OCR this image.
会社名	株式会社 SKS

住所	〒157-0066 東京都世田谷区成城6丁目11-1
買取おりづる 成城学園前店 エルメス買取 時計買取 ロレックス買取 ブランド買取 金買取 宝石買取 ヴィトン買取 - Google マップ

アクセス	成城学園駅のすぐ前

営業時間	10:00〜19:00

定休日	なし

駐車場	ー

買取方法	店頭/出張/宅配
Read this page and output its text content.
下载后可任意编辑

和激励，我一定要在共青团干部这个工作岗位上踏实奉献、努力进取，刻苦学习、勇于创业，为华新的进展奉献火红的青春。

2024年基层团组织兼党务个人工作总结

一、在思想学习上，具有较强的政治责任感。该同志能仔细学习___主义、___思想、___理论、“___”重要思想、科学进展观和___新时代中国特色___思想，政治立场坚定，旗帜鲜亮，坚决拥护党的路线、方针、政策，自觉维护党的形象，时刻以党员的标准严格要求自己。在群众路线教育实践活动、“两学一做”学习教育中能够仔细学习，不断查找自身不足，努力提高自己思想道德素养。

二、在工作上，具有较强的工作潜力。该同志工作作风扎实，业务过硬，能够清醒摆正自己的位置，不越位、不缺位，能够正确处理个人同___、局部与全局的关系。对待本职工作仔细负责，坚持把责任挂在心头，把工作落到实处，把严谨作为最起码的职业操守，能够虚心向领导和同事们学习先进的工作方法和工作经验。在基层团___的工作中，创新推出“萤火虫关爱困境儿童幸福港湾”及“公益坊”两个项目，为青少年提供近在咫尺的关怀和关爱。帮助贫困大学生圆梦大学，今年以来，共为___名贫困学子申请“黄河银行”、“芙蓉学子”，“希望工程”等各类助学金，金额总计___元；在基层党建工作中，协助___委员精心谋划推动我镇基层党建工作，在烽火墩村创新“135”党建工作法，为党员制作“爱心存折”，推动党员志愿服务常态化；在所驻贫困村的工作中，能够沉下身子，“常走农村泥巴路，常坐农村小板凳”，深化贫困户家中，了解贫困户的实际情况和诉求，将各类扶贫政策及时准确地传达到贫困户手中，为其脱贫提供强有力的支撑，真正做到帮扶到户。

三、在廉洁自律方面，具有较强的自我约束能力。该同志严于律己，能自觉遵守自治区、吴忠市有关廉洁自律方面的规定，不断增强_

▶ Objective: Copy all the records above exactly, missing none.

▶ Correct response:
OCR this image.
会社名	株式会社 SKS

住所	〒157-0066 東京都世田谷区成城6丁目11-1
買取おりづる 成城学園前店 エルメス買取 時計買取 ロレックス買取 ブランド買取 金買取 宝石買取 ヴィトン買取 - Google マップ

アクセス	成城学園駅のすぐ前

営業時間	10:00〜19:00

定休日	なし

駐車場	ー

買取方法	店頭/出張/宅配
Read this page and output its text content.
下载后可任意编辑

和激励，我一定要在共青团干部这个工作岗位上踏实奉献、努力进取，刻苦学习、勇于创业，为华新的进展奉献火红的青春。

2024年基层团组织兼党务个人工作总结

一、在思想学习上，具有较强的政治责任感。该同志能仔细学习___主义、___思想、___理论、“___”重要思想、科学进展观和___新时代中国特色___思想，政治立场坚定，旗帜鲜亮，坚决拥护党的路线、方针、政策，自觉维护党的形象，时刻以党员的标准严格要求自己。在群众路线教育实践活动、“两学一做”学习教育中能够仔细学习，不断查找自身不足，努力提高自己思想道德素养。

二、在工作上，具有较强的工作潜力。该同志工作作风扎实，业务过硬，能够清醒摆正自己的位置，不越位、不缺位，能够正确处理个人同___、局部与全局的关系。对待本职工作仔细负责，坚持把责任挂在心头，把工作落到实处，把严谨作为最起码的职业操守，能够虚心向领导和同事们学习先进的工作方法和工作经验。在基层团___的工作中，创新推出“萤火虫关爱困境儿童幸福港湾”及“公益坊”两个项目，为青少年提供近在咫尺的关怀和关爱。帮助贫困大学生圆梦大学，今年以来，共为___名贫困学子申请“黄河银行”、“芙蓉学子”，“希望工程”等各类助学金，金额总计___元；在基层党建工作中，协助___委员精心谋划推动我镇基层党建工作，在烽火墩村创新“135”党建工作法，为党员制作“爱心存折”，推动党员志愿服务常态化；在所驻贫困村的工作中，能够沉下身子，“常走农村泥巴路，常坐农村小板凳”，深化贫困户家中，了解贫困户的实际情况和诉求，将各类扶贫政策及时准确地传达到贫困户手中，为其脱贫提供强有力的支撑，真正做到帮扶到户。

三、在廉洁自律方面，具有较强的自我约束能力。该同志严于律己，能自觉遵守自治区、吴忠市有关廉洁自律方面的规定，不断增强_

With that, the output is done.